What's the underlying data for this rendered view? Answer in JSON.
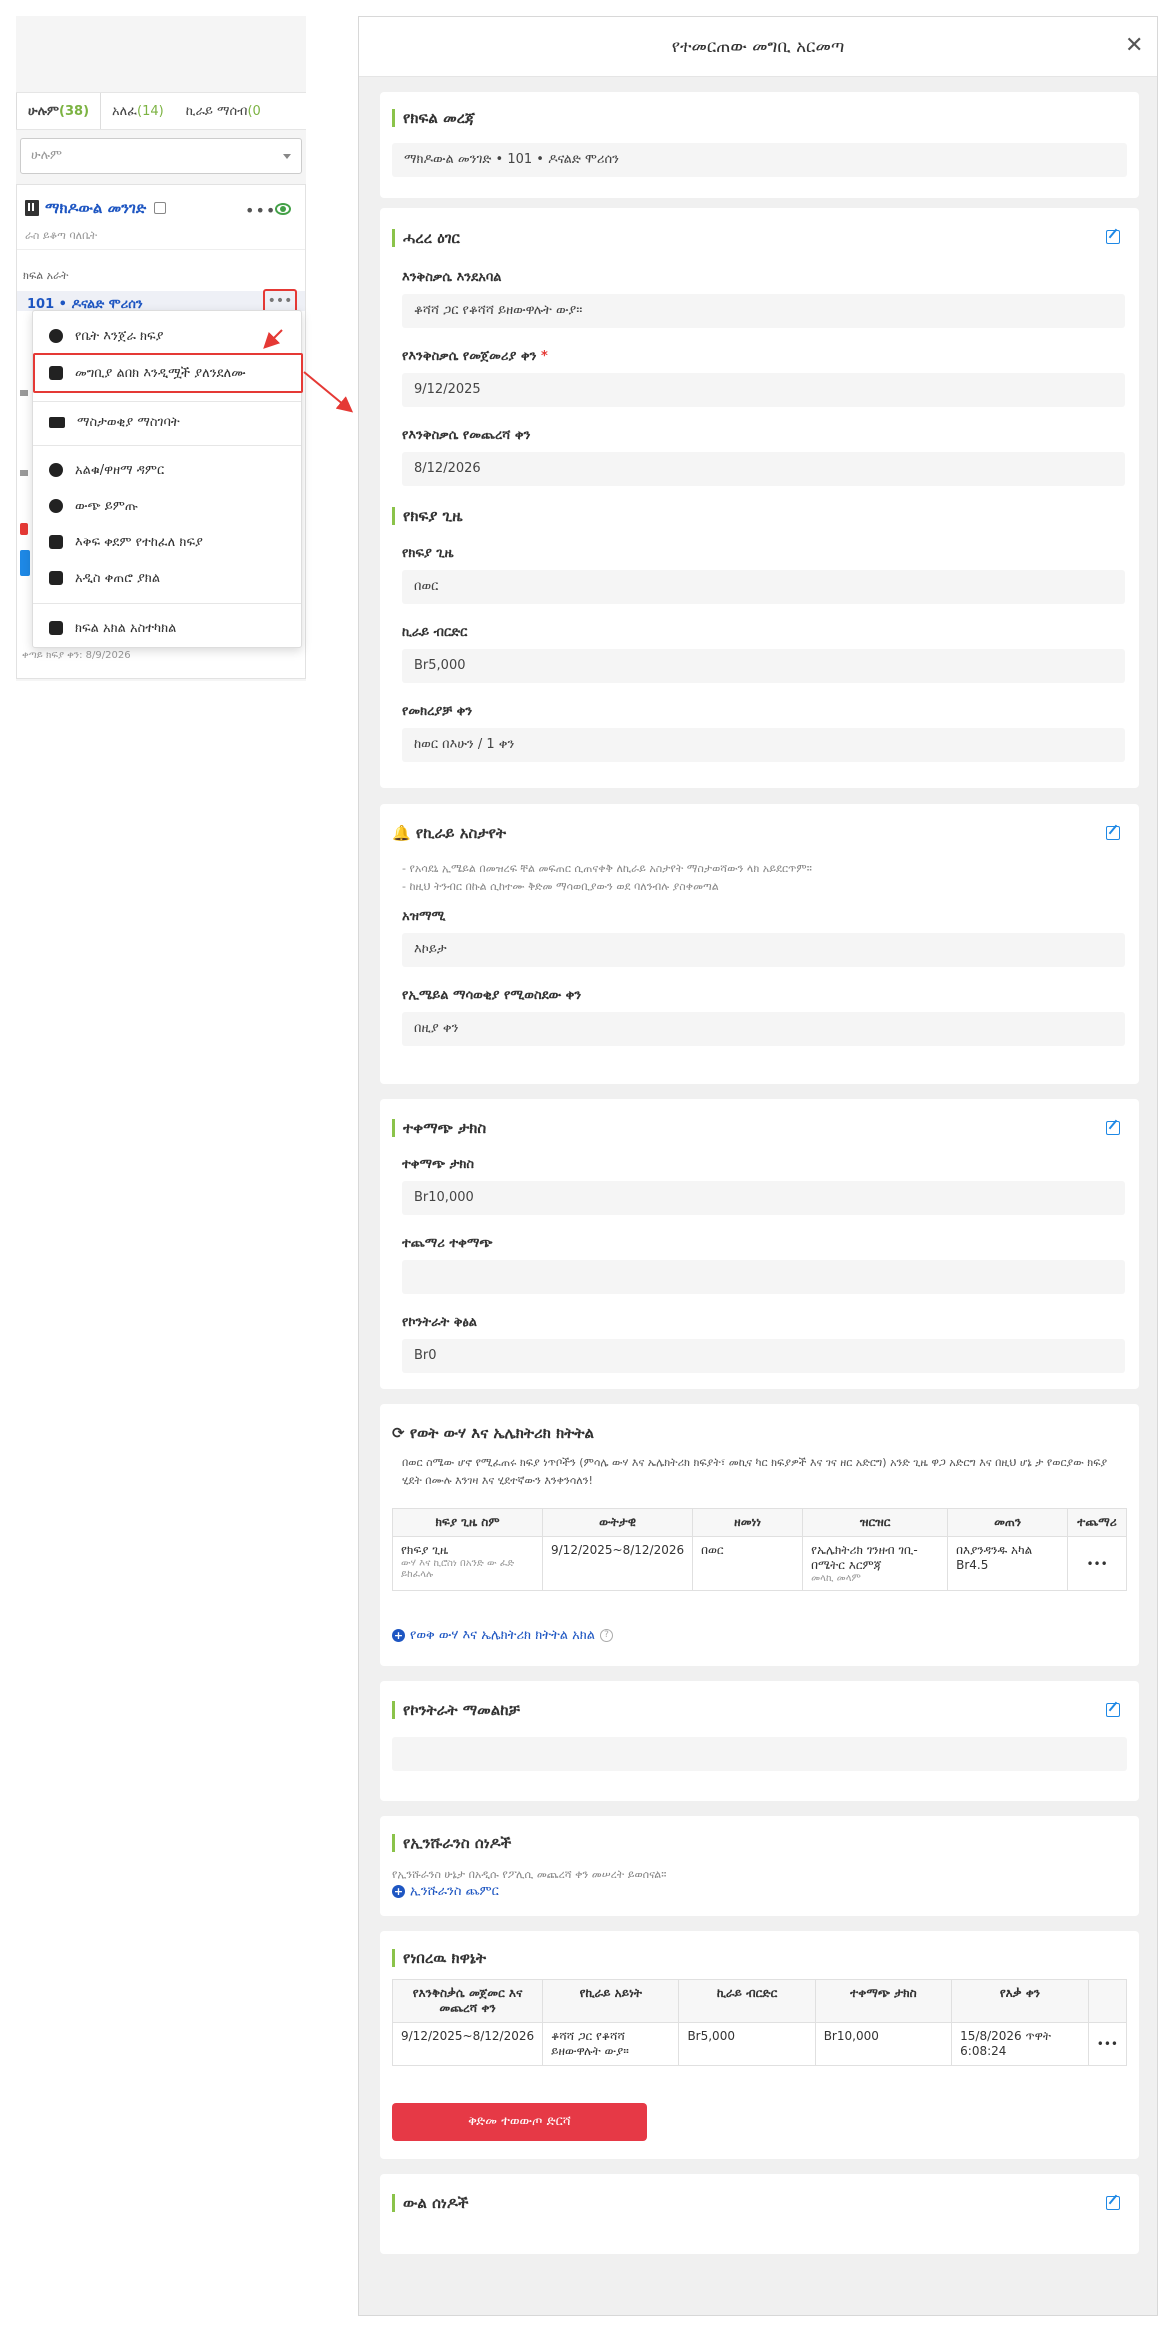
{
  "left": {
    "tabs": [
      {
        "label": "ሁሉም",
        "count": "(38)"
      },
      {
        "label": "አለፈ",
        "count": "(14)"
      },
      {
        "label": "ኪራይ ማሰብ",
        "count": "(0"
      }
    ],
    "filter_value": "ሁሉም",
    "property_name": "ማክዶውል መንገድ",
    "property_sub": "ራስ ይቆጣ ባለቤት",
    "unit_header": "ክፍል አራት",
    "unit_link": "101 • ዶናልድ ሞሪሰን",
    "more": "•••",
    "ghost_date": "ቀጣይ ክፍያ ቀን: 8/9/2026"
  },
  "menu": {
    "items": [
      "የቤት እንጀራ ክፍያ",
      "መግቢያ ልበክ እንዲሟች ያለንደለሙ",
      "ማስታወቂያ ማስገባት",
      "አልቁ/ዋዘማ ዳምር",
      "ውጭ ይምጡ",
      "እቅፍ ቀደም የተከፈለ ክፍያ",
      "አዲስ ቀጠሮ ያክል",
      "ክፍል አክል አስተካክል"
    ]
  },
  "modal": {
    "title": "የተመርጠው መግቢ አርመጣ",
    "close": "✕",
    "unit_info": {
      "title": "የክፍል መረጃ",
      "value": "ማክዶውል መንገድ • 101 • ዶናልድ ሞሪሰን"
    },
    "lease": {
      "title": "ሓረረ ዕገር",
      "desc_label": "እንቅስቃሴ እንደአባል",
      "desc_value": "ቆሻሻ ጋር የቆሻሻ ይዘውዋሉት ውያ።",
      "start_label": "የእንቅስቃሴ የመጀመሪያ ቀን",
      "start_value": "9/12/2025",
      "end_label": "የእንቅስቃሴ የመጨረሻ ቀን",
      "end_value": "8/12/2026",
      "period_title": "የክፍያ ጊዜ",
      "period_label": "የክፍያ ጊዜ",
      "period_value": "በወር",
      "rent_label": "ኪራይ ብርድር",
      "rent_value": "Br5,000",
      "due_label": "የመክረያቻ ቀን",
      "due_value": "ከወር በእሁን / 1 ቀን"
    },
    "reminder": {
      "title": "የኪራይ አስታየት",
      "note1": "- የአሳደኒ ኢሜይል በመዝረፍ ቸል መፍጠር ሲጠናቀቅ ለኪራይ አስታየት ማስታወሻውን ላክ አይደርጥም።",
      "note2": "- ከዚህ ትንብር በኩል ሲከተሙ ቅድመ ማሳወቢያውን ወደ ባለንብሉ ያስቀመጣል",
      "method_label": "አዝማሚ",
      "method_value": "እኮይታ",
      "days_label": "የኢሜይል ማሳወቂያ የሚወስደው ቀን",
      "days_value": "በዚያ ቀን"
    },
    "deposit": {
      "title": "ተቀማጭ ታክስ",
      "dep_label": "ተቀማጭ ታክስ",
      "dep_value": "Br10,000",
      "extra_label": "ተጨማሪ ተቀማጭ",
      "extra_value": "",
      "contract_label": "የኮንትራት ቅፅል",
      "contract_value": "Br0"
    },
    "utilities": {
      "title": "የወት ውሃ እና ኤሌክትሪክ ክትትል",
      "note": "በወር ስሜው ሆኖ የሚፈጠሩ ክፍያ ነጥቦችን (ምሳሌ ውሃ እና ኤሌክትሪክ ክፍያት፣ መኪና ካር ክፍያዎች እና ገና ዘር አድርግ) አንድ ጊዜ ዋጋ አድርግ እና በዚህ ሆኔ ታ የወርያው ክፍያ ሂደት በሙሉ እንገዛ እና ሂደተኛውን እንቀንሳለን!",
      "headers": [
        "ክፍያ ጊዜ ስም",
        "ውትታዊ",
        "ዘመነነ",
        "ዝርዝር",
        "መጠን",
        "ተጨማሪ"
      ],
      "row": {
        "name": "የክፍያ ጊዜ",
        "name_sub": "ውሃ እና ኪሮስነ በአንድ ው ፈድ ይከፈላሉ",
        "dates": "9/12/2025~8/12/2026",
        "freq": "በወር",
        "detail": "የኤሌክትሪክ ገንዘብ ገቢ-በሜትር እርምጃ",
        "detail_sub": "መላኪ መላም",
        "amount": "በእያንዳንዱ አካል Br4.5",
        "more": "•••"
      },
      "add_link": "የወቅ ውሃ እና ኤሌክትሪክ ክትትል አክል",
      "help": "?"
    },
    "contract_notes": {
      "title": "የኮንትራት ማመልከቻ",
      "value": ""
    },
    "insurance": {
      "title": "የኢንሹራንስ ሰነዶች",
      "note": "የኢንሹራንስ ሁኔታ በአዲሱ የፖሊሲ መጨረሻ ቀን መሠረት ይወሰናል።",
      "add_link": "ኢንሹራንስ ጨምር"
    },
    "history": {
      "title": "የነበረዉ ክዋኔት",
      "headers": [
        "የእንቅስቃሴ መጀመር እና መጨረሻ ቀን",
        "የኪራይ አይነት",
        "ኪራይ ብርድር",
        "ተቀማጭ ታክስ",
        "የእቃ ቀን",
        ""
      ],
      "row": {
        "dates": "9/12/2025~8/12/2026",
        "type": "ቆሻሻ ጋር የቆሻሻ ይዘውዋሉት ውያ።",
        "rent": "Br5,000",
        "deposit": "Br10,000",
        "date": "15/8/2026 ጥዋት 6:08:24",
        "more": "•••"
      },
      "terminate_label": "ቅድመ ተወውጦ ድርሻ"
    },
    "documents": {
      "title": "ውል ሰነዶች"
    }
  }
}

########

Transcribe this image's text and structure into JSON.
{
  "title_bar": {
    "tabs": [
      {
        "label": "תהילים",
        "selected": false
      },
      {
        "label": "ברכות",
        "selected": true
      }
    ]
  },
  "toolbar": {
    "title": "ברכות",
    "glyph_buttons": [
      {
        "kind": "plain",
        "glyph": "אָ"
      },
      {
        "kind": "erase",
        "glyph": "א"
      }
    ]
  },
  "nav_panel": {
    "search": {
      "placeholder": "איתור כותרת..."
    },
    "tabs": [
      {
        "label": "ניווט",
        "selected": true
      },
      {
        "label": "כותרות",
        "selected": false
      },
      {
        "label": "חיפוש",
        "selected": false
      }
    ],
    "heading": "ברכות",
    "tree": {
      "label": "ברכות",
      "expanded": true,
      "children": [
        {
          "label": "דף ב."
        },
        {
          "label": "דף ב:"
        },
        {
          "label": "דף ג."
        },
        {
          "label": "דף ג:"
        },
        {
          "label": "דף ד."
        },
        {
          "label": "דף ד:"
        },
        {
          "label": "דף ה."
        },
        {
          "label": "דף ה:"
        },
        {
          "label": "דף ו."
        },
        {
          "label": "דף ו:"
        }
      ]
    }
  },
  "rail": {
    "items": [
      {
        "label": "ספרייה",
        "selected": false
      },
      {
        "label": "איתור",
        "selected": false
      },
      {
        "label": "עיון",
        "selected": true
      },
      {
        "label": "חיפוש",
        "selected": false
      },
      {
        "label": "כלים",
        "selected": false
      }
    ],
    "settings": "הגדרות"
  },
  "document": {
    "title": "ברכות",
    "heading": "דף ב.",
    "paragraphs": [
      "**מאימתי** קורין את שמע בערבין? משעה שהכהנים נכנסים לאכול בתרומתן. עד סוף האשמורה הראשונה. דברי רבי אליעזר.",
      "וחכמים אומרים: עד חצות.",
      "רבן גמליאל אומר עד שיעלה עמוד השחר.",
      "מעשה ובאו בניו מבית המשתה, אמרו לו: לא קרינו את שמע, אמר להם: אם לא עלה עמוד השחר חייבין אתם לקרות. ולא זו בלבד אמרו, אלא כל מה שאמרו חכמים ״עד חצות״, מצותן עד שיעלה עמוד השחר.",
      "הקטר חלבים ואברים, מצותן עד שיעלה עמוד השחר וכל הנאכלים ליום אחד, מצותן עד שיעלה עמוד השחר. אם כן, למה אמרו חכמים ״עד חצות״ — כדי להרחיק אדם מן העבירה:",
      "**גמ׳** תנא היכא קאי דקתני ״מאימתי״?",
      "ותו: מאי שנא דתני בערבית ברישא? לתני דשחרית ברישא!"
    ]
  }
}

########

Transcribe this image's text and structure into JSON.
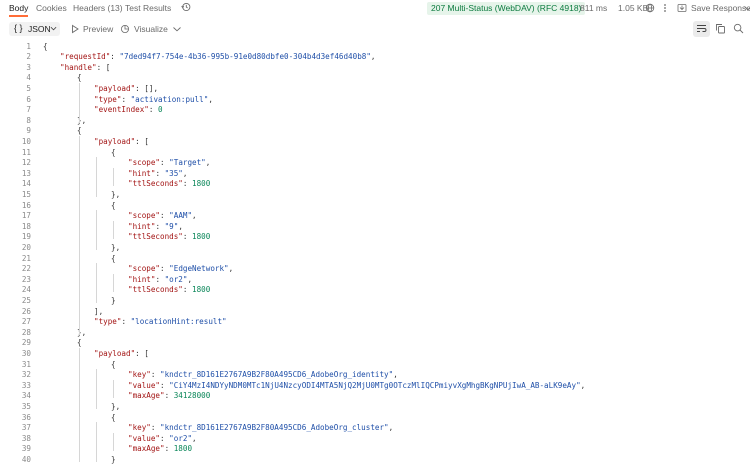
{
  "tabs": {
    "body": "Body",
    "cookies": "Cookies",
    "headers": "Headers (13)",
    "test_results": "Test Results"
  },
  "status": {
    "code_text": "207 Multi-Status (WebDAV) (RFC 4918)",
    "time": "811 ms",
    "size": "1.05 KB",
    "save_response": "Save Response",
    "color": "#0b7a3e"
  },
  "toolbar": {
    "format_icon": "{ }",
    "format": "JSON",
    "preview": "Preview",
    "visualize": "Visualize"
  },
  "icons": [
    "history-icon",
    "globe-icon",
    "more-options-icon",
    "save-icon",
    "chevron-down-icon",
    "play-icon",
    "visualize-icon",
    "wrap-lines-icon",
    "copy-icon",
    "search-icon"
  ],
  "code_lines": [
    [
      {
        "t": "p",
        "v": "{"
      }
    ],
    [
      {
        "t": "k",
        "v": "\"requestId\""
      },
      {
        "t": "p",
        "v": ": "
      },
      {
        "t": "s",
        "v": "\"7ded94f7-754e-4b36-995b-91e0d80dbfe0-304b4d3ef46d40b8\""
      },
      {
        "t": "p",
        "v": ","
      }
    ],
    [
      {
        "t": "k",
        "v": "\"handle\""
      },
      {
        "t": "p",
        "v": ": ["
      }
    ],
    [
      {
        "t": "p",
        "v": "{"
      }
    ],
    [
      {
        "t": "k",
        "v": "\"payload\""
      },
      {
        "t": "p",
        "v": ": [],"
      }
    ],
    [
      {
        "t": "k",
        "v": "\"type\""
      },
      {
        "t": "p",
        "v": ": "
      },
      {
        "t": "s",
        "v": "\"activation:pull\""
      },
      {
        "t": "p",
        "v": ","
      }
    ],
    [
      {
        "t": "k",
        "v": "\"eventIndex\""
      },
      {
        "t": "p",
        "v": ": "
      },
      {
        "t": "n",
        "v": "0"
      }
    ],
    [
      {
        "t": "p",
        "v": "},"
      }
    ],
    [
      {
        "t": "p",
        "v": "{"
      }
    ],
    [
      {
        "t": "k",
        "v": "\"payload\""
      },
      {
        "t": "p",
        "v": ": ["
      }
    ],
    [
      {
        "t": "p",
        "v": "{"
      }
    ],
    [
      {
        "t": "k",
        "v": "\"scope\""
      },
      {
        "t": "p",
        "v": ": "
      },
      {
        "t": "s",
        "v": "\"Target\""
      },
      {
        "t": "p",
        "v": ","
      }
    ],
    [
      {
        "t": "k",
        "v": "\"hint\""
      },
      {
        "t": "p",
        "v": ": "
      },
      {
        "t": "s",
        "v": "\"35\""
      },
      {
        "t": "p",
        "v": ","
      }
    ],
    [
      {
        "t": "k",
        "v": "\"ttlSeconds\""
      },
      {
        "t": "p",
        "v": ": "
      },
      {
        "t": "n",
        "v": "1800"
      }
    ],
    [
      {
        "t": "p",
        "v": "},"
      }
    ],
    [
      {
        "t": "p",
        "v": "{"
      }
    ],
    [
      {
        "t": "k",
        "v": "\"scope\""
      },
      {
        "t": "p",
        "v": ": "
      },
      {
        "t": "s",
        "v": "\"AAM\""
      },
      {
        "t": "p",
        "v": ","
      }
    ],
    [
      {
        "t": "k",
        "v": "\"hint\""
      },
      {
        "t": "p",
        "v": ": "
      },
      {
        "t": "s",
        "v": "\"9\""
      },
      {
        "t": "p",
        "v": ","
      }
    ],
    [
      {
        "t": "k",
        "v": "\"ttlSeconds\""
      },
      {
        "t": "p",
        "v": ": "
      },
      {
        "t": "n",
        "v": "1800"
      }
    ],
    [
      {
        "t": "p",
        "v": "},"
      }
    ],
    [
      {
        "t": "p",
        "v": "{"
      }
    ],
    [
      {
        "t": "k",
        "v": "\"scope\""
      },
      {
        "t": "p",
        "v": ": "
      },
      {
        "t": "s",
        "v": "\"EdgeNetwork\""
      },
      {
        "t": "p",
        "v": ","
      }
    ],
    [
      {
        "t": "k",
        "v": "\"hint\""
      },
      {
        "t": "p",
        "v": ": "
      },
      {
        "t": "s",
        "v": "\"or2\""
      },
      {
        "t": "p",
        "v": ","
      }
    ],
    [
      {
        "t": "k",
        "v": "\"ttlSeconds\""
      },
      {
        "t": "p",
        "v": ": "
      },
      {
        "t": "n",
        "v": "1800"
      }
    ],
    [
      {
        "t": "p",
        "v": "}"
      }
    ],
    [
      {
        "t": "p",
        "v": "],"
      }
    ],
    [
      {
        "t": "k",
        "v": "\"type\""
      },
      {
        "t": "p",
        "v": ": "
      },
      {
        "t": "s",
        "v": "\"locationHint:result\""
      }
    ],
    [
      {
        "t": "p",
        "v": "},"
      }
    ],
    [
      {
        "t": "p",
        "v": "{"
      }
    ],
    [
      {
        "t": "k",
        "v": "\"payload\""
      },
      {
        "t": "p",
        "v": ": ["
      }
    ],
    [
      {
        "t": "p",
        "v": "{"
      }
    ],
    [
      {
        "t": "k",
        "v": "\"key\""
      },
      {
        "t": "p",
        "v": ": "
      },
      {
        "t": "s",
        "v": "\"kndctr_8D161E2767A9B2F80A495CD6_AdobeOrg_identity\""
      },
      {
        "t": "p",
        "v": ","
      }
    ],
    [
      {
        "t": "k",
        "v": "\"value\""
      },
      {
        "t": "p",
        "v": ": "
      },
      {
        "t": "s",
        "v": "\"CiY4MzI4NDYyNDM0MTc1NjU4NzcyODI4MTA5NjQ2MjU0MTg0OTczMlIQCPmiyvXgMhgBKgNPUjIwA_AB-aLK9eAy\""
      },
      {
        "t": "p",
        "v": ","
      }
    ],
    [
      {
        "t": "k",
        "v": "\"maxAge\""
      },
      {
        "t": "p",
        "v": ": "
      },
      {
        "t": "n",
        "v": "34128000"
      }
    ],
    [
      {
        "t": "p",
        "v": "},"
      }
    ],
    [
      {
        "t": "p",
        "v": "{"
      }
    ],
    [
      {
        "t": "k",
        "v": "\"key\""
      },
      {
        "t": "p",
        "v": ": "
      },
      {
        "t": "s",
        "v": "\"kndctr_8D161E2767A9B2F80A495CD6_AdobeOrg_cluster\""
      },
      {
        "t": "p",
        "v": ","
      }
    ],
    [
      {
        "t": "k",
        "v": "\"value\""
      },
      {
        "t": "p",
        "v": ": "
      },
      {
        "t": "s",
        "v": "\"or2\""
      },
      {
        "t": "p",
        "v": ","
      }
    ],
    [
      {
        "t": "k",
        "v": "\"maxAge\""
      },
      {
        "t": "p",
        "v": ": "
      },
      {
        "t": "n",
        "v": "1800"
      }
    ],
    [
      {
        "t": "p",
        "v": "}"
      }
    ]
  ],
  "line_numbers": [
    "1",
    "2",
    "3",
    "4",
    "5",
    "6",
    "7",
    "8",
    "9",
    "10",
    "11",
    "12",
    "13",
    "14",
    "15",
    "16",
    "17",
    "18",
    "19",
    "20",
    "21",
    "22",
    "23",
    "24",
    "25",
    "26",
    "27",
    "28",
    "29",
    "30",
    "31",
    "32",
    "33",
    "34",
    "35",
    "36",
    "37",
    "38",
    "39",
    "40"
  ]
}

########

**PROBLEM DESCRIPTION**:
Copy out each line of the records that holds the string "ማክዶውል".

**SOLUTION FOR THIS TASK**:
    "property_name": "ማክዶውል መንገድ",
      "value": "ማክዶውል መንገድ • 101 • ዶናልድ ሞሪሰን"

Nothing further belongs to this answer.